───── Task data

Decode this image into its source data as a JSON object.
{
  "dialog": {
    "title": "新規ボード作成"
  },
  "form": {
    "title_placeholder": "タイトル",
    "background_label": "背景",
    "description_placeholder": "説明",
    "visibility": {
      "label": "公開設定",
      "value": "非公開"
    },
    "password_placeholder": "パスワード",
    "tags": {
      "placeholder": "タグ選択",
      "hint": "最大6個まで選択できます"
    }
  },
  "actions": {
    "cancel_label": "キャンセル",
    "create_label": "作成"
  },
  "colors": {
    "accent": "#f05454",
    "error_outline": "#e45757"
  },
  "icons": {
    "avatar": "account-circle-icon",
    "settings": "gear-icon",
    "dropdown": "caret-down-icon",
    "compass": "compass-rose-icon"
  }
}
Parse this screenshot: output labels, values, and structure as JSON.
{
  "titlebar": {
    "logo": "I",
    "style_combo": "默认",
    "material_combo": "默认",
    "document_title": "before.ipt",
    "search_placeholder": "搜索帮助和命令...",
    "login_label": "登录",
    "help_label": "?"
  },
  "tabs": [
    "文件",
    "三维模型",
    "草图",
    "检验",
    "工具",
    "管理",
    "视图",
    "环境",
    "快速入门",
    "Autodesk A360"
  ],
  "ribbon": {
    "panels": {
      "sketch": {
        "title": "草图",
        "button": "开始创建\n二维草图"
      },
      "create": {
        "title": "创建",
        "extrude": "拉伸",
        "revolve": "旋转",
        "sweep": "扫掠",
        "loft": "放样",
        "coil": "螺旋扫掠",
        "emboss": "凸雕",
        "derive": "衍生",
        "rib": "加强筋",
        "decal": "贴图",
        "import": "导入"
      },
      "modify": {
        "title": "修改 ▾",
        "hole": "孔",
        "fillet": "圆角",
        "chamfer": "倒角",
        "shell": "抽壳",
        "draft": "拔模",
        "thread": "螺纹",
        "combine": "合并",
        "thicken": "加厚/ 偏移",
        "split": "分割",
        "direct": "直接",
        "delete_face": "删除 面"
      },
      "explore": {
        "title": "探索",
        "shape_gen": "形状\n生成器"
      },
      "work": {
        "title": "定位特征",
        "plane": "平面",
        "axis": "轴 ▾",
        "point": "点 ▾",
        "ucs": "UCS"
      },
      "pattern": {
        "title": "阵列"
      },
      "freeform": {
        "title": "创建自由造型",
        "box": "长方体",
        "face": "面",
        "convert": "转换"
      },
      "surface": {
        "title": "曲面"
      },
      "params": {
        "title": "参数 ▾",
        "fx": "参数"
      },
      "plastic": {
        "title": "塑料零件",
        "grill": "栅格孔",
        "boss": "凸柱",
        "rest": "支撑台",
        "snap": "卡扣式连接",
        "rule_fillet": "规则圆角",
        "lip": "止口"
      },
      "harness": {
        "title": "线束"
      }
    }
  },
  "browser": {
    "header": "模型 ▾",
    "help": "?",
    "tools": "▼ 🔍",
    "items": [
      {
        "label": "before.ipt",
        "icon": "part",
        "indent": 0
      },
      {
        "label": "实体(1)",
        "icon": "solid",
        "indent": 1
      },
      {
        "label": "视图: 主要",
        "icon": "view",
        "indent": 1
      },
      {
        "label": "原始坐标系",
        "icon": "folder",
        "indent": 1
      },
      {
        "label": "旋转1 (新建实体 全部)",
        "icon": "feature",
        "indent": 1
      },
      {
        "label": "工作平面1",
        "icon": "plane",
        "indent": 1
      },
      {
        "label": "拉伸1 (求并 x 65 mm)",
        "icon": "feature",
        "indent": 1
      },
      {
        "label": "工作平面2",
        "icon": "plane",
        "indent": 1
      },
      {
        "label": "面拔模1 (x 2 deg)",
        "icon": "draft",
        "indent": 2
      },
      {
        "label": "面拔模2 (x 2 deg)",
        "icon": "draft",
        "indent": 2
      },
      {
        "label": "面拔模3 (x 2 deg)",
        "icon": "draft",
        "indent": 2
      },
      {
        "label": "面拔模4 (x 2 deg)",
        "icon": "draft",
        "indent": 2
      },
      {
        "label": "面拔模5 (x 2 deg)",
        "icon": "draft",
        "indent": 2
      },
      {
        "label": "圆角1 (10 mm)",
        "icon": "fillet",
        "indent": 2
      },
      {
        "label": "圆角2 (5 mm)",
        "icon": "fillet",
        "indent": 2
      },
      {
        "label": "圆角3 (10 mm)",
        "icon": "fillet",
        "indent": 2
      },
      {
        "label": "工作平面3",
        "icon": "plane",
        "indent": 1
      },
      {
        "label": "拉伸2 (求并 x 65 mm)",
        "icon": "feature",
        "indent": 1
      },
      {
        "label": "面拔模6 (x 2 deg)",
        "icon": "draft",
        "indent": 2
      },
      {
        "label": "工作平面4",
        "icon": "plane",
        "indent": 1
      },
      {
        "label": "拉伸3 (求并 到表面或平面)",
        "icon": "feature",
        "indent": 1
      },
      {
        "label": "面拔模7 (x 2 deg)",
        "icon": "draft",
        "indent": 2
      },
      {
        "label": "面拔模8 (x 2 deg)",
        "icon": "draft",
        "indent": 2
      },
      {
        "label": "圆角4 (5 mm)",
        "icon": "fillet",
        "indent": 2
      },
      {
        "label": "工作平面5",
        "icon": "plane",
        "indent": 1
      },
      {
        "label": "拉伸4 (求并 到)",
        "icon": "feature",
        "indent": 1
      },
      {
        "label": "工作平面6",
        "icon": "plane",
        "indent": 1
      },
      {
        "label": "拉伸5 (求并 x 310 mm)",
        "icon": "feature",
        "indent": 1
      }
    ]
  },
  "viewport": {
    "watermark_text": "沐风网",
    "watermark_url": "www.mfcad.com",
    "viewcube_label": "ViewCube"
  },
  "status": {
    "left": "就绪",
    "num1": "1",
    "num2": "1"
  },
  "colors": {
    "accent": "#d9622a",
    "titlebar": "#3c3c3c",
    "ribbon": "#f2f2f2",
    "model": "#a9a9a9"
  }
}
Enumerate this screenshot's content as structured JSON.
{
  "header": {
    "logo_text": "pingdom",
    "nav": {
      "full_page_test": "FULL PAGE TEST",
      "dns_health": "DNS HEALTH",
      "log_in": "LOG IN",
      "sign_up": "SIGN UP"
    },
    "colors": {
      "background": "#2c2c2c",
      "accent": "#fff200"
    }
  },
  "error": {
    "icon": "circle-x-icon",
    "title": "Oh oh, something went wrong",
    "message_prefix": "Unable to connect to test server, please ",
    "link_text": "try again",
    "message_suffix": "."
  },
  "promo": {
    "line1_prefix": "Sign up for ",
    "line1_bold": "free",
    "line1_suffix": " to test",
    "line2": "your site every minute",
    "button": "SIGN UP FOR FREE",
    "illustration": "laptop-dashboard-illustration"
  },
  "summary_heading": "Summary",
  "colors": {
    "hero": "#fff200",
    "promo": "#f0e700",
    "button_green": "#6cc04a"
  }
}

──────────

▶ Exercise requirements: Begin with the line that contains "Enumerate this screenshot's" and quote each line after it exactly, stopping after the last line of the data.

▶ Finished answer:
Enumerate this screenshot's content as structured JSON.
{
  "header": {
    "logo_text": "pingdom",
    "nav": {
      "full_page_test": "FULL PAGE TEST",
      "dns_health": "DNS HEALTH",
      "log_in": "LOG IN",
      "sign_up": "SIGN UP"
    },
    "colors": {
      "background": "#2c2c2c",
      "accent": "#fff200"
    }
  },
  "error": {
    "icon": "circle-x-icon",
    "title": "Oh oh, something went wrong",
    "message_prefix": "Unable to connect to test server, please ",
    "link_text": "try again",
    "message_suffix": "."
  },
  "promo": {
    "line1_prefix": "Sign up for ",
    "line1_bold": "free",
    "line1_suffix": " to test",
    "line2": "your site every minute",
    "button": "SIGN UP FOR FREE",
    "illustration": "laptop-dashboard-illustration"
  },
  "summary_heading": "Summary",
  "colors": {
    "hero": "#fff200",
    "promo": "#f0e700",
    "button_green": "#6cc04a"
  }
}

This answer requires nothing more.